Some records

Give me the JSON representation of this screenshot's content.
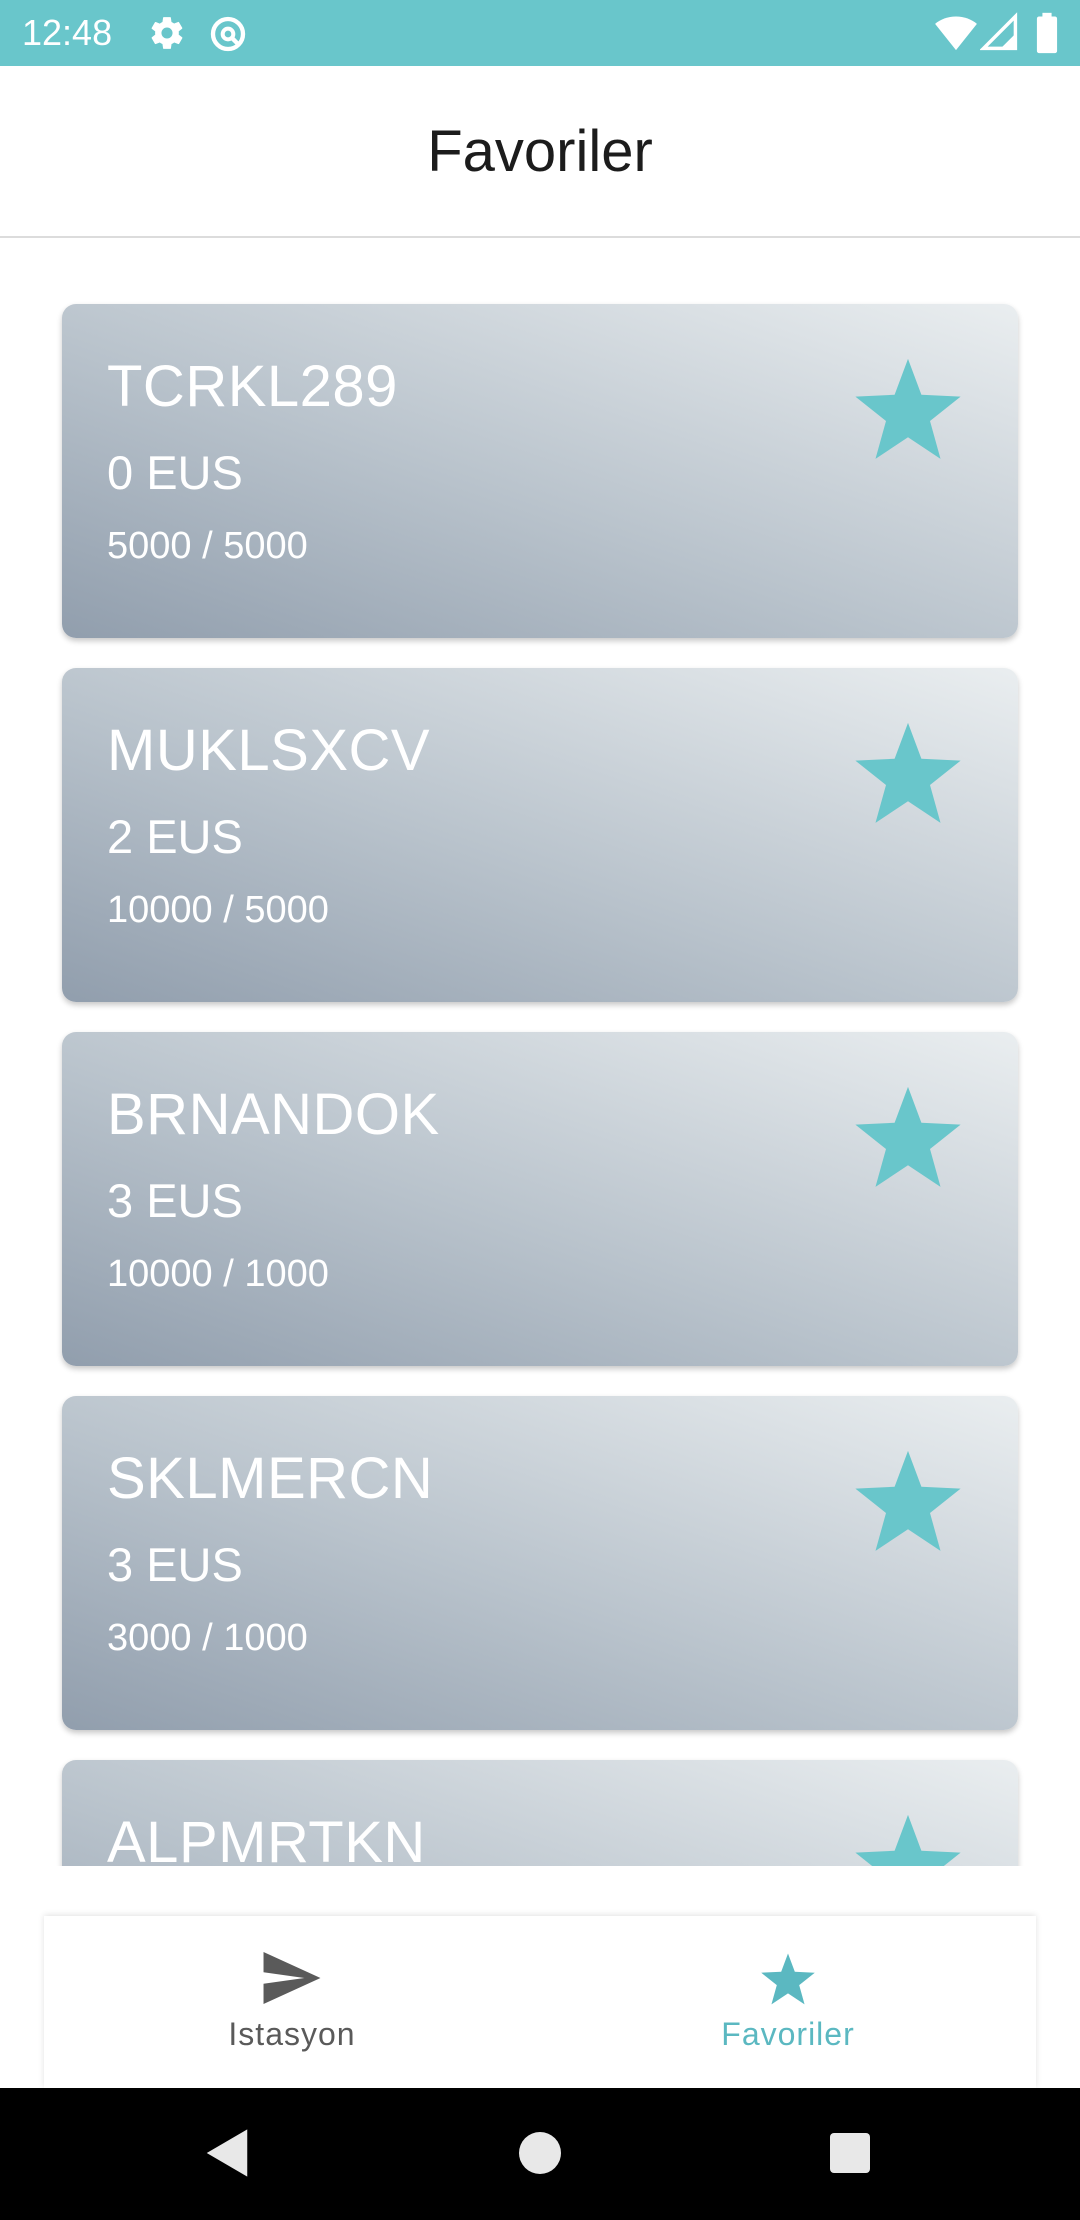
{
  "status_bar": {
    "time": "12:48",
    "icons": [
      "gear-icon",
      "sync-icon",
      "wifi-icon",
      "signal-icon",
      "battery-icon"
    ]
  },
  "header": {
    "title": "Favoriler"
  },
  "cards": [
    {
      "name": "TCRKL289",
      "price": "0 EUS",
      "capacity": "5000 / 5000"
    },
    {
      "name": "MUKLSXCV",
      "price": "2 EUS",
      "capacity": "10000 / 5000"
    },
    {
      "name": "BRNANDOK",
      "price": "3 EUS",
      "capacity": "10000 / 1000"
    },
    {
      "name": "SKLMERCN",
      "price": "3 EUS",
      "capacity": "3000 / 1000"
    },
    {
      "name": "ALPMRTKN",
      "price": "",
      "capacity": ""
    }
  ],
  "bottom_nav": {
    "items": [
      {
        "label": "Istasyon",
        "icon": "send-icon",
        "active": false
      },
      {
        "label": "Favoriler",
        "icon": "star-icon",
        "active": true
      }
    ]
  },
  "colors": {
    "accent": "#5bb8c1",
    "status_bar": "#69c6cb",
    "inactive": "#5a5a5a",
    "card_gradient_start": "#919ead",
    "card_gradient_end": "#eaeef0"
  }
}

WHAT YOU SHOULD DO
Say how many lines include the word "name"; reply with the number alone.

EXERCISE ANSWER
5